### ENTRIES
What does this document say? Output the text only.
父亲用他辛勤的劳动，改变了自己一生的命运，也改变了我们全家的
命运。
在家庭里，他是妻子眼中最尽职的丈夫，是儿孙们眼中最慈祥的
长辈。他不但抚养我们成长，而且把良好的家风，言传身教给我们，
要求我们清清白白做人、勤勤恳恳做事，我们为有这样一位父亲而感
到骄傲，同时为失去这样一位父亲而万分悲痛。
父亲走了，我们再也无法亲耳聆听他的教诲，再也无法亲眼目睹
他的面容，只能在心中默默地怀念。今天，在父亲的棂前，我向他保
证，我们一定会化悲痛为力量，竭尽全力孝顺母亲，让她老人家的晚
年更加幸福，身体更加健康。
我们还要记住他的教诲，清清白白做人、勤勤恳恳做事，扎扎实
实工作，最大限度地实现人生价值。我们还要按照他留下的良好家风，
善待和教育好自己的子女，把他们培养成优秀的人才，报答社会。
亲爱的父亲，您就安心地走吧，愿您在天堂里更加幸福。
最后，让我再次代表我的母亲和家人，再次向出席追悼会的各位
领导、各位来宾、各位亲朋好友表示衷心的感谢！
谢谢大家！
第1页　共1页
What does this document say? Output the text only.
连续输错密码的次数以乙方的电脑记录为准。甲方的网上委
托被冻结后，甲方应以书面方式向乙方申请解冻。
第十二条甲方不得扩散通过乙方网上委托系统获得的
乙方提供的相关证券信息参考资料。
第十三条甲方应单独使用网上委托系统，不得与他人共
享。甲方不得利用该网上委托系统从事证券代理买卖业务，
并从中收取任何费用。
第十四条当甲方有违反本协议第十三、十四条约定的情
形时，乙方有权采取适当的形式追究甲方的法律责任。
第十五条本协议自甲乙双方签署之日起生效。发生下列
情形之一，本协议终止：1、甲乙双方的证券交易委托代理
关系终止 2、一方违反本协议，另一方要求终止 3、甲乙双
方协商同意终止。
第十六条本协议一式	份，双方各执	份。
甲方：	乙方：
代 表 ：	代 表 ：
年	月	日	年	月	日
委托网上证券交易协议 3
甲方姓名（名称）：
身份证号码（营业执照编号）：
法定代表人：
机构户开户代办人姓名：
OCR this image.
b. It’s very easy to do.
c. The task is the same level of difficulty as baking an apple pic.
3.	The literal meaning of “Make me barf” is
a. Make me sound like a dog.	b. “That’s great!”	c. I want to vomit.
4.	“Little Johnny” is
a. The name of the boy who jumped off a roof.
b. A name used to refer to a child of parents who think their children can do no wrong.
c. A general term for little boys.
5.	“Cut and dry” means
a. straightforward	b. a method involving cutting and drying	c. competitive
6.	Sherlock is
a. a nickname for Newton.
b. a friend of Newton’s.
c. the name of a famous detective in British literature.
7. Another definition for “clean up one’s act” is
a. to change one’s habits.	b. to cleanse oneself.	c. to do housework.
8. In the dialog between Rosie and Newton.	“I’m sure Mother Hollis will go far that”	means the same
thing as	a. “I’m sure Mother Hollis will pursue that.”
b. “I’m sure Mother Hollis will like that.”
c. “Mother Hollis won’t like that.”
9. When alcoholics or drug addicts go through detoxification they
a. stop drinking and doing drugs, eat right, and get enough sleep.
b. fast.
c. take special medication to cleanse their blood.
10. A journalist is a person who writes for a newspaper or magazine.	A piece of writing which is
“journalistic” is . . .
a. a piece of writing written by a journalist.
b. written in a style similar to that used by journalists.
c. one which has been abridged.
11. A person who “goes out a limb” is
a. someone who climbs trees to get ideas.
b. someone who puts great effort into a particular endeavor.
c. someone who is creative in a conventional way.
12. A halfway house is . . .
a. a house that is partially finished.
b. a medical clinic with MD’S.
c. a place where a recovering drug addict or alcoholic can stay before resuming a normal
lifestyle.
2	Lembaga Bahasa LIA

### YOUR TASK
Repeat the listing exactly, from its first line to its last.

### WRITTEN REPLY
What does this document say? Output the text only.
父亲用他辛勤的劳动，改变了自己一生的命运，也改变了我们全家的
命运。
在家庭里，他是妻子眼中最尽职的丈夫，是儿孙们眼中最慈祥的
长辈。他不但抚养我们成长，而且把良好的家风，言传身教给我们，
要求我们清清白白做人、勤勤恳恳做事，我们为有这样一位父亲而感
到骄傲，同时为失去这样一位父亲而万分悲痛。
父亲走了，我们再也无法亲耳聆听他的教诲，再也无法亲眼目睹
他的面容，只能在心中默默地怀念。今天，在父亲的棂前，我向他保
证，我们一定会化悲痛为力量，竭尽全力孝顺母亲，让她老人家的晚
年更加幸福，身体更加健康。
我们还要记住他的教诲，清清白白做人、勤勤恳恳做事，扎扎实
实工作，最大限度地实现人生价值。我们还要按照他留下的良好家风，
善待和教育好自己的子女，把他们培养成优秀的人才，报答社会。
亲爱的父亲，您就安心地走吧，愿您在天堂里更加幸福。
最后，让我再次代表我的母亲和家人，再次向出席追悼会的各位
领导、各位来宾、各位亲朋好友表示衷心的感谢！
谢谢大家！
第1页　共1页
What does this document say? Output the text only.
连续输错密码的次数以乙方的电脑记录为准。甲方的网上委
托被冻结后，甲方应以书面方式向乙方申请解冻。
第十二条甲方不得扩散通过乙方网上委托系统获得的
乙方提供的相关证券信息参考资料。
第十三条甲方应单独使用网上委托系统，不得与他人共
享。甲方不得利用该网上委托系统从事证券代理买卖业务，
并从中收取任何费用。
第十四条当甲方有违反本协议第十三、十四条约定的情
形时，乙方有权采取适当的形式追究甲方的法律责任。
第十五条本协议自甲乙双方签署之日起生效。发生下列
情形之一，本协议终止：1、甲乙双方的证券交易委托代理
关系终止 2、一方违反本协议，另一方要求终止 3、甲乙双
方协商同意终止。
第十六条本协议一式	份，双方各执	份。
甲方：	乙方：
代 表 ：	代 表 ：
年	月	日	年	月	日
委托网上证券交易协议 3
甲方姓名（名称）：
身份证号码（营业执照编号）：
法定代表人：
机构户开户代办人姓名：
OCR this image.
b. It’s very easy to do.
c. The task is the same level of difficulty as baking an apple pic.
3.	The literal meaning of “Make me barf” is
a. Make me sound like a dog.	b. “That’s great!”	c. I want to vomit.
4.	“Little Johnny” is
a. The name of the boy who jumped off a roof.
b. A name used to refer to a child of parents who think their children can do no wrong.
c. A general term for little boys.
5.	“Cut and dry” means
a. straightforward	b. a method involving cutting and drying	c. competitive
6.	Sherlock is
a. a nickname for Newton.
b. a friend of Newton’s.
c. the name of a famous detective in British literature.
7. Another definition for “clean up one’s act” is
a. to change one’s habits.	b. to cleanse oneself.	c. to do housework.
8. In the dialog between Rosie and Newton.	“I’m sure Mother Hollis will go far that”	means the same
thing as	a. “I’m sure Mother Hollis will pursue that.”
b. “I’m sure Mother Hollis will like that.”
c. “Mother Hollis won’t like that.”
9. When alcoholics or drug addicts go through detoxification they
a. stop drinking and doing drugs, eat right, and get enough sleep.
b. fast.
c. take special medication to cleanse their blood.
10. A journalist is a person who writes for a newspaper or magazine.	A piece of writing which is
“journalistic” is . . .
a. a piece of writing written by a journalist.
b. written in a style similar to that used by journalists.
c. one which has been abridged.
11. A person who “goes out a limb” is
a. someone who climbs trees to get ideas.
b. someone who puts great effort into a particular endeavor.
c. someone who is creative in a conventional way.
12. A halfway house is . . .
a. a house that is partially finished.
b. a medical clinic with MD’S.
c. a place where a recovering drug addict or alcoholic can stay before resuming a normal
lifestyle.
2	Lembaga Bahasa LIA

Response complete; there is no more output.